[Data entries]
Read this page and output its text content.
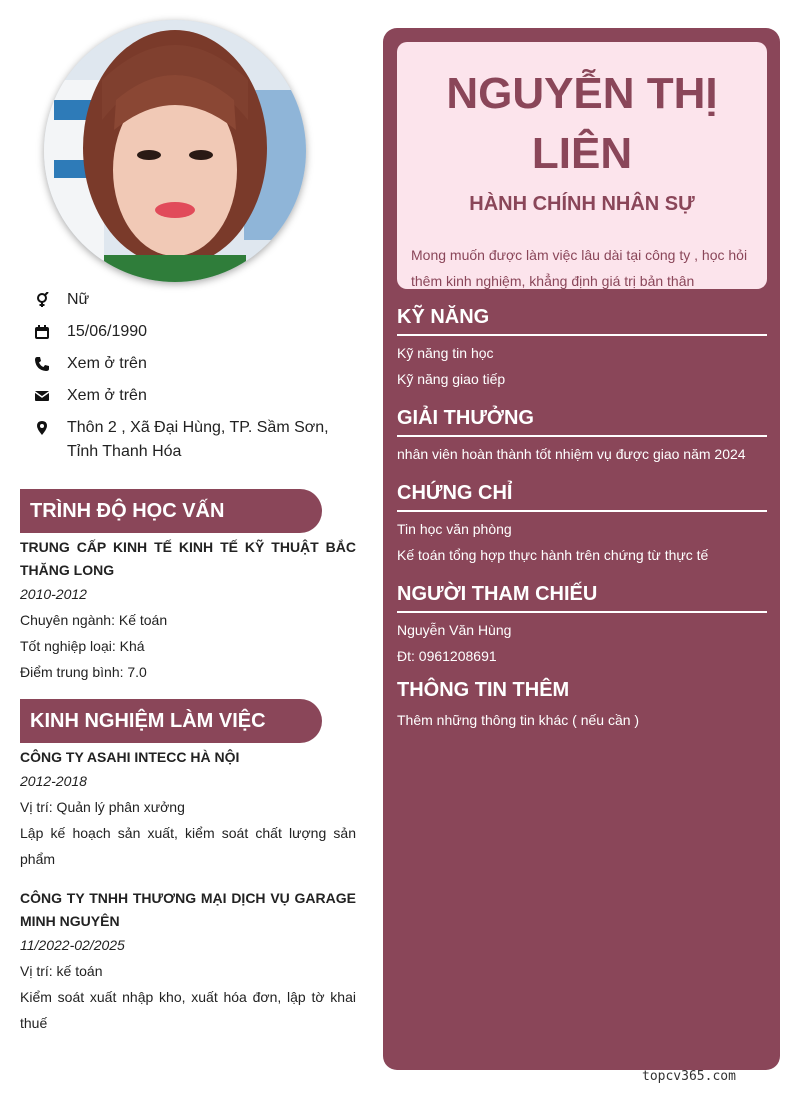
Nữ
15/06/1990
Xem ở trên
Xem ở trên
Thôn 2 , Xã Đại Hùng, TP. Sầm Sơn, Tỉnh Thanh Hóa
TRÌNH ĐỘ HỌC VẤN
TRUNG CẤP KINH TẾ KINH TẾ KỸ THUẬT BẮC THĂNG LONG
2010-2012
Chuyên ngành: Kế toán
Tốt nghiệp loại: Khá
Điểm trung bình: 7.0
KINH NGHIỆM LÀM VIỆC
CÔNG TY ASAHI INTECC HÀ NỘI
2012-2018
Vị trí: Quản lý phân xưởng
Lập kế hoạch sản xuất, kiểm soát chất lượng sản phẩm
CÔNG TY TNHH THƯƠNG MẠI DỊCH VỤ GARAGE MINH NGUYÊN
11/2022-02/2025
Vị trí: kế toán
Kiểm soát xuất nhập kho, xuất hóa đơn, lập tờ khai thuế
NGUYỄN THỊ LIÊN
HÀNH CHÍNH NHÂN SỰ
Mong muốn được làm việc lâu dài tại công ty , học hỏi thêm kinh nghiệm, khẳng định giá trị bản thân
KỸ NĂNG
Kỹ năng tin học
Kỹ năng giao tiếp
GIẢI THƯỞNG
nhân viên hoàn thành tốt nhiệm vụ được giao năm 2024
CHỨNG CHỈ
Tin học văn phòng
Kế toán tổng hợp thực hành trên chứng từ thực tế
NGƯỜI THAM CHIẾU
Nguyễn Văn Hùng
Đt: 0961208691
THÔNG TIN THÊM
Thêm những thông tin khác ( nếu cần )
topcv365.com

● **Written request**: Report each line in the preceding entries that holds the string "toán".

● **Finished answer**:
Chuyên ngành: Kế toán
Vị trí: kế toán
Kế toán tổng hợp thực hành trên chứng từ thực tế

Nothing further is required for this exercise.